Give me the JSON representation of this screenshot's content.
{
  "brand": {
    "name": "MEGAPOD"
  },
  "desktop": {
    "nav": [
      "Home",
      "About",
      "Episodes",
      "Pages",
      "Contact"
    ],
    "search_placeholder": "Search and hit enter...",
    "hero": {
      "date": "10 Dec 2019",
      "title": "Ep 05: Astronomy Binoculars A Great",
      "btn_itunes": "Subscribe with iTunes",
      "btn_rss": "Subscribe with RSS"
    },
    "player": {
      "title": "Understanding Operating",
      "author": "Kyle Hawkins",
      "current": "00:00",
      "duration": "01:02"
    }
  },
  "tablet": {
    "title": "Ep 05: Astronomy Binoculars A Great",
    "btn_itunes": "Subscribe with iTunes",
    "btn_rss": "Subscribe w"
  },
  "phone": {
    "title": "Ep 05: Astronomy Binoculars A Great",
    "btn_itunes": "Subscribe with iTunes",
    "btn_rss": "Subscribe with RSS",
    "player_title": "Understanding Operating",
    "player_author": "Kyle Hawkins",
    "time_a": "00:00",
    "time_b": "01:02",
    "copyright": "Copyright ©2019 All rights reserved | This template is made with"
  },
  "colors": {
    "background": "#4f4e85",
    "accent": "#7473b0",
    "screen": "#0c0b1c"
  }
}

•••••

Work to be completed
Give a single number: the count of lines above that include the word "with".

Result below
6